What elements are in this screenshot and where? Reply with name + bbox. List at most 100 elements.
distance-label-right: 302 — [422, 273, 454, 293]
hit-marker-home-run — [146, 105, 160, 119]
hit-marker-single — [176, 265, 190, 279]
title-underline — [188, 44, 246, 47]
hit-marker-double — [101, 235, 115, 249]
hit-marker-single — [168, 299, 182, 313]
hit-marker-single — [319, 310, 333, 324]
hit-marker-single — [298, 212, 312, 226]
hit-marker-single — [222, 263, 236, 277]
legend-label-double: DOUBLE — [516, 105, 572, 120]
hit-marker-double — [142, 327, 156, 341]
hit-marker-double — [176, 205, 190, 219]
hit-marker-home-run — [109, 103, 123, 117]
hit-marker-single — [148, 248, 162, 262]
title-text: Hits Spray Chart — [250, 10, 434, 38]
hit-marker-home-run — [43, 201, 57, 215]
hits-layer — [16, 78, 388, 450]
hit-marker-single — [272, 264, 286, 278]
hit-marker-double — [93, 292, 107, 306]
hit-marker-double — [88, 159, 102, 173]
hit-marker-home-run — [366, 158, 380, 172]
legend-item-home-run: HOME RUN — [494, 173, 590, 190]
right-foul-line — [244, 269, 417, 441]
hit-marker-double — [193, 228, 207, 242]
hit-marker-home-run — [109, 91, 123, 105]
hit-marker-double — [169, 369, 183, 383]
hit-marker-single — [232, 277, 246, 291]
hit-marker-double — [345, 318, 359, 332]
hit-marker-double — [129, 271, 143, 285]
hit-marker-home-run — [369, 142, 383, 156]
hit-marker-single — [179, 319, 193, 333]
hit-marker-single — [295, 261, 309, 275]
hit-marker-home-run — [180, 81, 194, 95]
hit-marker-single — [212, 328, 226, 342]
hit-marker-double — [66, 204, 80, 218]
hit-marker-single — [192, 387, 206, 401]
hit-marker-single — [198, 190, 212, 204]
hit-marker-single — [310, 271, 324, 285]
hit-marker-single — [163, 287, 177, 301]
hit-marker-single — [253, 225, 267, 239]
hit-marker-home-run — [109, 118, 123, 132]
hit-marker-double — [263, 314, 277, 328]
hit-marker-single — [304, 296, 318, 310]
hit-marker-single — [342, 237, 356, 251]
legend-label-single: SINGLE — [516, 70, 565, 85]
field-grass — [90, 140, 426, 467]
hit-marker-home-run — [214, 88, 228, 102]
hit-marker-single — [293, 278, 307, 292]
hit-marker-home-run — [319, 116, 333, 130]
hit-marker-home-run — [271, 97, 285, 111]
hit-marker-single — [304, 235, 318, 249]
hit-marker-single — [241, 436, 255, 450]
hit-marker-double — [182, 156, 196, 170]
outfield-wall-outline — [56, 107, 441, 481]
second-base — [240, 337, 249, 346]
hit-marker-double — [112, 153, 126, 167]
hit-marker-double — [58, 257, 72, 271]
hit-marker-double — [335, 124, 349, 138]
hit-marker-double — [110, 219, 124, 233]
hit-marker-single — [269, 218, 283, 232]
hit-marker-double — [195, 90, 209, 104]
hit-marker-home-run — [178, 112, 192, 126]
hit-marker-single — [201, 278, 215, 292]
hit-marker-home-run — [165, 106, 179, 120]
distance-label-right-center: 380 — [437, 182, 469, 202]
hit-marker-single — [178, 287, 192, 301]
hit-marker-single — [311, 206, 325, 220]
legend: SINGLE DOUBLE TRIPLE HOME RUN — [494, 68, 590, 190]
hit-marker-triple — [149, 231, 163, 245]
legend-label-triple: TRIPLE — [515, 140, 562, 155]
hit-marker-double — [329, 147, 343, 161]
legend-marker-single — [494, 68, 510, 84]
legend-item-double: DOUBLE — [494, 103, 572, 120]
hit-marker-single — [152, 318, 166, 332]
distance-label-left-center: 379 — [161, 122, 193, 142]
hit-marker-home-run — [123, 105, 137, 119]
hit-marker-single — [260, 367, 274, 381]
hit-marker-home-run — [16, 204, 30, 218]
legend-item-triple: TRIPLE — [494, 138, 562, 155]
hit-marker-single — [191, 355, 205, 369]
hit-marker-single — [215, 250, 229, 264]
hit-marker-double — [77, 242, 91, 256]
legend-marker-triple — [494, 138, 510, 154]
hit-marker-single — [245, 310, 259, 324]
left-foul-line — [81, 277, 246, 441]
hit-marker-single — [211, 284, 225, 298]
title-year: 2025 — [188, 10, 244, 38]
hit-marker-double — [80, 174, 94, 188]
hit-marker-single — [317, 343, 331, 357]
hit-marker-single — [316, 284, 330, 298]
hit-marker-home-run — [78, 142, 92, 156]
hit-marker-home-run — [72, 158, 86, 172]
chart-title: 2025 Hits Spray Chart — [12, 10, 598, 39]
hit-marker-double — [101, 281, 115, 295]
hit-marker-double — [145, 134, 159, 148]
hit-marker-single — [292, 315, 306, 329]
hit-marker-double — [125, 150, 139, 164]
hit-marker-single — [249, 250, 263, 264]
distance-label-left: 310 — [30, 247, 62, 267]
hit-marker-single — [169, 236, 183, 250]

# # # # #

## What you should do
Update the listing from its beginning through the line containing "hit-marker-single — [298, 212, 312, 226]", replacing "title-underline" with "title-rule" and leaving every other part of those lines unchanged.

## Expected answer
What elements are in this screenshot and where? Reply with name + bbox. List at most 100 elements.
distance-label-right: 302 — [422, 273, 454, 293]
hit-marker-home-run — [146, 105, 160, 119]
hit-marker-single — [176, 265, 190, 279]
title-rule — [188, 44, 246, 47]
hit-marker-double — [101, 235, 115, 249]
hit-marker-single — [168, 299, 182, 313]
hit-marker-single — [319, 310, 333, 324]
hit-marker-single — [298, 212, 312, 226]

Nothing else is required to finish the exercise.